[Dataset records]
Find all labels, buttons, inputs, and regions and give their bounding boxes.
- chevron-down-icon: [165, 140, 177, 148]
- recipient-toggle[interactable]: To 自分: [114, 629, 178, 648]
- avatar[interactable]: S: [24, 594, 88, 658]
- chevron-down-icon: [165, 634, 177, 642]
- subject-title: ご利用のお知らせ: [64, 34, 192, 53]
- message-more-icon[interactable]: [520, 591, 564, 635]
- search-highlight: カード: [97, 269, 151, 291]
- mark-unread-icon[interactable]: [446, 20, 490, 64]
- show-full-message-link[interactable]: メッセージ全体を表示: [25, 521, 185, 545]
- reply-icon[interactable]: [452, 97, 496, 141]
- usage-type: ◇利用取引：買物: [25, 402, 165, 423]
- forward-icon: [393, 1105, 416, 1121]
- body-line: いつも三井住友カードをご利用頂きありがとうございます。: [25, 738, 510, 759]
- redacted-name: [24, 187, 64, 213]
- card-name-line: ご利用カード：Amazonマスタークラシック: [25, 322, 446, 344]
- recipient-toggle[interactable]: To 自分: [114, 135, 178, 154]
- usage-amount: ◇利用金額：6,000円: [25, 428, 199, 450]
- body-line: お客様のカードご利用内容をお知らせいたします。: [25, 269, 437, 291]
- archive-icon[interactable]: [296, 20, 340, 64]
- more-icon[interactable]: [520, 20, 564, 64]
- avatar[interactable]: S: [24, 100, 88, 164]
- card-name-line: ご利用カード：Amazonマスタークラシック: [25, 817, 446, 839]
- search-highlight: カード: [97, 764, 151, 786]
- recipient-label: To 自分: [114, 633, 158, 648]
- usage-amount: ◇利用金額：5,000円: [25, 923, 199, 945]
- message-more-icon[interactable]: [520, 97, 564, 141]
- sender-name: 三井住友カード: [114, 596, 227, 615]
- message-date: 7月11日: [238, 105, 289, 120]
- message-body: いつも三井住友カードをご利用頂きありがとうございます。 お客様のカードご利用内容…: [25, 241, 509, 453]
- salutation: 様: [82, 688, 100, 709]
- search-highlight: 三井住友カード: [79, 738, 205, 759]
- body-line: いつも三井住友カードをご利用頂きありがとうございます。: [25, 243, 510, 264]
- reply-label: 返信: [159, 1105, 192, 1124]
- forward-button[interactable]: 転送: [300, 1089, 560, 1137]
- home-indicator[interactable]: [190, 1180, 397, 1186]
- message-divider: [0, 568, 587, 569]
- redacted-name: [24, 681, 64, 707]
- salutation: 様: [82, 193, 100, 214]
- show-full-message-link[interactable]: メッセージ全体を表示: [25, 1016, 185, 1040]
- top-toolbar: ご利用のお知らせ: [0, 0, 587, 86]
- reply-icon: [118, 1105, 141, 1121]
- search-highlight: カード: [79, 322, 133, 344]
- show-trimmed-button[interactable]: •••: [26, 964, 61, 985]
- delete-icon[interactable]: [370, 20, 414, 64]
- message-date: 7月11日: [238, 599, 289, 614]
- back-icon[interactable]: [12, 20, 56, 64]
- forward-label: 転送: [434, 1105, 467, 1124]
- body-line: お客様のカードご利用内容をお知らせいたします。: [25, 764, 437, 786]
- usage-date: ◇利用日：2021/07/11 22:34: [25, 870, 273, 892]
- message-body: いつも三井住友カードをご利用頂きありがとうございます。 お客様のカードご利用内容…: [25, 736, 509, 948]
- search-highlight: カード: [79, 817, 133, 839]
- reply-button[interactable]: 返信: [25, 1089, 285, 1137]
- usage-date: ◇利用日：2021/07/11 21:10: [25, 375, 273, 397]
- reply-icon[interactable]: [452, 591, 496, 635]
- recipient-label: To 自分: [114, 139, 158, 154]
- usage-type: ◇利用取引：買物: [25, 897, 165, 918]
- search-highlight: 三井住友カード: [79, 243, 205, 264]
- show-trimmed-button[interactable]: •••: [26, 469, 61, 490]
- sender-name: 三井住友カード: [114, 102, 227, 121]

# What needs to be done:
Return the lines starting at the first line of the records and ending at the line that contains "- chevron-down-icon: [165, 634, 177, 642]", including both, copied without any change.

# Task response:
Find all labels, buttons, inputs, and regions and give their bounding boxes.
- chevron-down-icon: [165, 140, 177, 148]
- recipient-toggle[interactable]: To 自分: [114, 629, 178, 648]
- avatar[interactable]: S: [24, 594, 88, 658]
- chevron-down-icon: [165, 634, 177, 642]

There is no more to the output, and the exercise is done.